* **WORK TO COMPLETE**:
Return every line of the entries below that contains the string "横須賀学院", copied in full. Case counts.

— Start ENTRIES SHOWN —

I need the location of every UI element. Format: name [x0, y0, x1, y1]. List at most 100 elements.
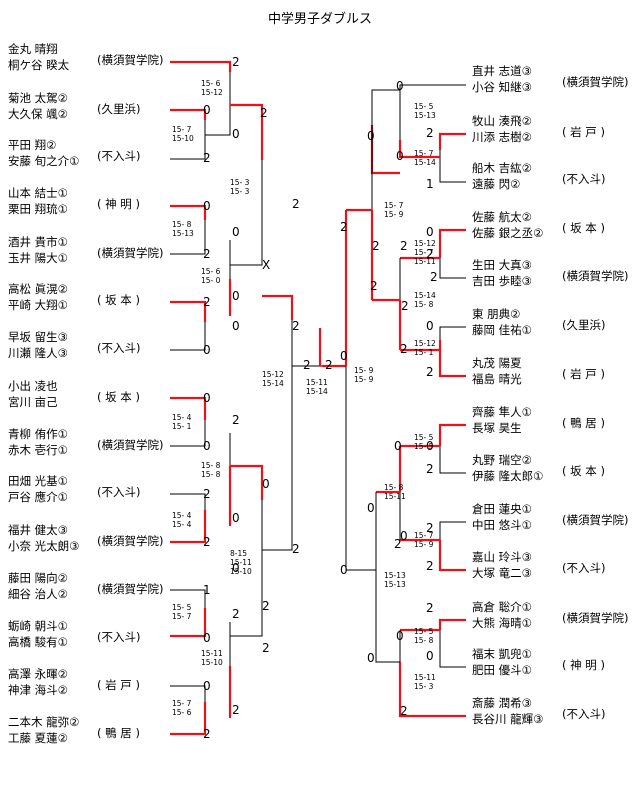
set-score: 15- 4	[172, 520, 192, 529]
school-name: (久里浜)	[562, 318, 605, 332]
game-point: 2	[400, 342, 408, 356]
set-score: 15- 6	[201, 79, 221, 88]
bracket-line	[170, 420, 206, 447]
school-name: (横須賀学院)	[97, 438, 163, 452]
set-score: 15- 8	[384, 483, 404, 492]
school-name: (不入斗)	[562, 172, 605, 186]
game-point: 2	[426, 462, 434, 476]
winner-line	[170, 510, 207, 544]
bracket-line	[399, 84, 466, 140]
set-score: 15-11	[414, 673, 436, 682]
game-point: 2	[400, 239, 408, 253]
game-point: 0	[394, 439, 402, 453]
set-score: 15- 8	[201, 470, 221, 479]
game-point: 0	[367, 501, 375, 515]
set-score: 15-13	[384, 571, 406, 580]
game-point: 0	[396, 79, 404, 93]
game-point: 0	[400, 529, 408, 543]
game-point: 0	[232, 225, 240, 239]
set-score: 15- 5	[414, 442, 434, 451]
set-score: 15- 8	[414, 636, 434, 645]
game-point: 2	[426, 247, 434, 261]
player-name: 嘉山 玲斗③	[472, 550, 532, 564]
game-point: 2	[426, 559, 434, 573]
winner-line	[438, 132, 466, 150]
game-point: 0	[232, 289, 240, 303]
game-point: 0	[367, 129, 375, 143]
bracket-line	[439, 521, 466, 540]
player-name: 高松 眞滉②	[8, 282, 68, 296]
player-name: 長谷川 龍輝③	[472, 712, 543, 726]
set-score: 15- 7	[414, 149, 434, 158]
player-name: 大塚 竜二③	[472, 566, 532, 580]
winner-line	[230, 103, 264, 160]
set-score: 15-13	[384, 580, 406, 589]
set-score: 15- 1	[172, 422, 192, 431]
game-point: 2	[394, 537, 402, 551]
game-point: 0	[426, 439, 434, 453]
winner-line	[170, 108, 207, 120]
game-point: 0	[232, 561, 240, 575]
game-point: 2	[262, 599, 270, 613]
bracket-line	[439, 630, 466, 668]
player-name: 赤木 壱行①	[8, 443, 68, 457]
set-score: 15- 0	[201, 276, 221, 285]
player-name: 戸谷 應介①	[8, 490, 68, 504]
game-point: 0	[203, 343, 211, 357]
player-name: 小出 凌也	[8, 379, 58, 393]
game-point: 2	[232, 55, 240, 69]
player-name: 山本 結士①	[8, 186, 68, 200]
school-name: (横須賀学院)	[97, 246, 163, 260]
winner-line	[170, 300, 207, 322]
player-name: 川瀬 隆人③	[8, 346, 68, 360]
winner-line	[438, 228, 466, 258]
bracket-line	[170, 493, 206, 510]
game-point: 0	[426, 649, 434, 663]
game-point: 2	[426, 601, 434, 615]
set-score: 15-13	[414, 111, 436, 120]
game-point: 0	[340, 349, 348, 363]
player-name: 安藤 旬之介①	[8, 154, 79, 168]
player-name: 佐藤 銀之丞②	[472, 226, 543, 240]
game-point: 2	[203, 535, 211, 549]
bracket-line	[439, 326, 466, 340]
set-score: 15- 5	[414, 102, 434, 111]
game-point: 2	[340, 220, 348, 234]
set-score: 15-11	[384, 492, 406, 501]
winner-line	[170, 608, 207, 638]
winner-line	[398, 140, 440, 159]
player-name: 斎藤 潤希③	[472, 696, 532, 710]
winner-line	[170, 60, 232, 72]
game-point: 2	[426, 521, 434, 535]
player-name: 丸野 瑞空②	[472, 453, 532, 467]
player-name: 神津 海斗②	[8, 683, 68, 697]
bracket-line	[439, 258, 466, 279]
player-name: 工藤 夏蓮②	[8, 731, 68, 745]
bracket-line	[439, 150, 466, 183]
game-point: 0	[203, 199, 211, 213]
set-score: 15- 6	[201, 267, 221, 276]
bracket-line	[170, 589, 206, 608]
game-point: 0	[203, 391, 211, 405]
school-name: (横須賀学院)	[562, 75, 628, 89]
school-name: (横須賀学院)	[562, 611, 628, 625]
school-name: ( 神 明 )	[562, 658, 605, 672]
set-score: 15-11	[230, 558, 252, 567]
player-name: 中田 悠斗①	[472, 518, 532, 532]
game-point: 2	[203, 487, 211, 501]
set-score: 15-12	[262, 370, 284, 379]
set-score: 15- 7	[384, 201, 404, 210]
school-name: ( 岩 戸 )	[562, 367, 605, 381]
game-point: 2	[430, 270, 438, 284]
set-score: 15-11	[201, 649, 223, 658]
set-score: 15-14	[306, 387, 328, 396]
set-score: 15- 9	[354, 375, 374, 384]
game-point: 0	[396, 149, 404, 163]
bracket-line	[371, 89, 400, 125]
set-score: 15-14	[262, 379, 284, 388]
set-score: 15- 1	[414, 348, 434, 357]
player-name: 福島 晴光	[472, 372, 522, 386]
game-point: 2	[203, 247, 211, 261]
player-name: 牧山 湊飛②	[472, 114, 532, 128]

— End ENTRIES SHOWN —

* **EXERCISE OUTPUT**:
school-name: (横須賀学院)	[97, 438, 163, 452]
school-name: (横須賀学院)	[97, 246, 163, 260]
school-name: (横須賀学院)	[562, 75, 628, 89]
school-name: (横須賀学院)	[562, 611, 628, 625]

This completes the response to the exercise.